• Goal of the exercise: Return the data exactly, with all pictures removed.

Data records
#####

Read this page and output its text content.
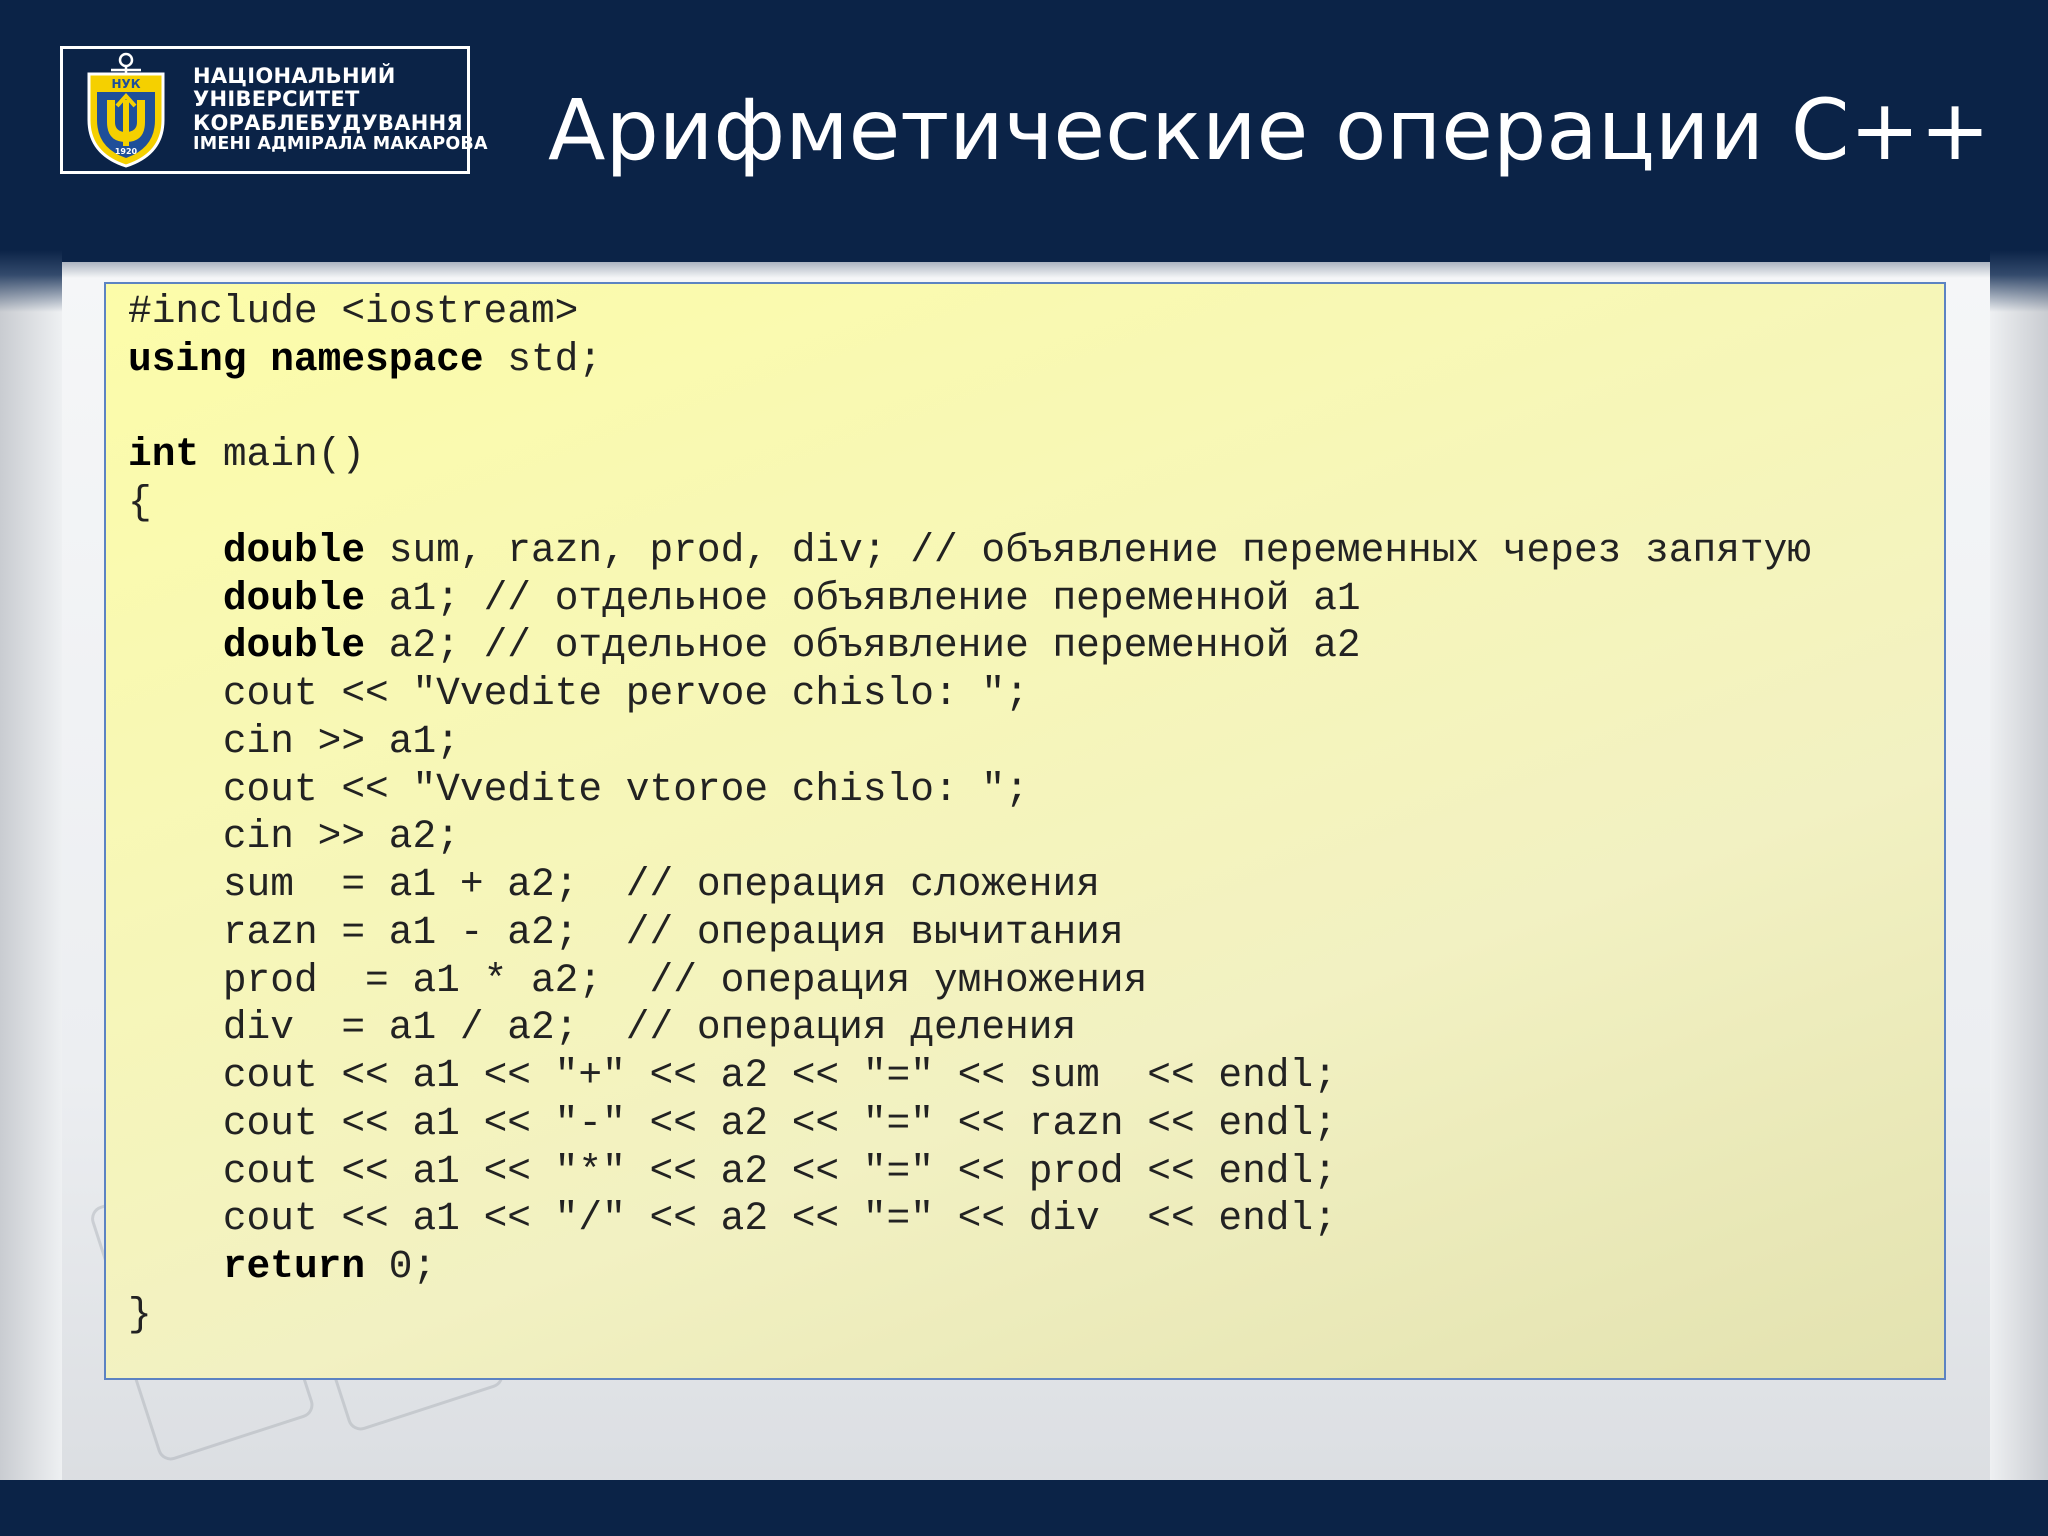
НУК
1920
НАЦІОНАЛЬНИЙ
УНІВЕРСИТЕТ
КОРАБЛЕБУДУВАННЯ
ІМЕНІ АДМІРАЛА МАКАРОВА Арифметические операции С++
#include <iostream>
using namespace std;
int main()
{
double sum, razn, prod, div; // объявление переменных через запятую
double a1; // отдельное объявление переменной a1
double a2; // отдельное объявление переменной a2
cout << "Vvedite pervoe chislo: ";
cin >> a1;
cout << "Vvedite vtoroe chislo: ";
cin >> a2;
sum  = a1 + a2;  // операция сложения
razn = a1 - a2;  // операция вычитания
prod  = a1 * a2;  // операция умножения
div  = a1 / a2;  // операция деления
cout << a1 << "+" << a2 << "=" << sum  << endl;
cout << a1 << "-" << a2 << "=" << razn << endl;
cout << a1 << "*" << a2 << "=" << prod << endl;
cout << a1 << "/" << a2 << "=" << div  << endl;
return 0;
}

#####

• Correct answer:
Read this page and output its text content.
НУК
1920
НАЦІОНАЛЬНИЙ
УНІВЕРСИТЕТ
КОРАБЛЕБУДУВАННЯ
ІМЕНІ АДМІРАЛА МАКАРОВА Арифметические операции С++
#include <iostream>
using namespace std;
int main()
{
double sum, razn, prod, div; // объявление переменных через запятую
double a1; // отдельное объявление переменной a1
double a2; // отдельное объявление переменной a2
cout << "Vvedite pervoe chislo: ";
cin >> a1;
cout << "Vvedite vtoroe chislo: ";
cin >> a2;
sum  = a1 + a2;  // операция сложения
razn = a1 - a2;  // операция вычитания
prod  = a1 * a2;  // операция умножения
div  = a1 / a2;  // операция деления
cout << a1 << "+" << a2 << "=" << sum  << endl;
cout << a1 << "-" << a2 << "=" << razn << endl;
cout << a1 << "*" << a2 << "=" << prod << endl;
cout << a1 << "/" << a2 << "=" << div  << endl;
return 0;
}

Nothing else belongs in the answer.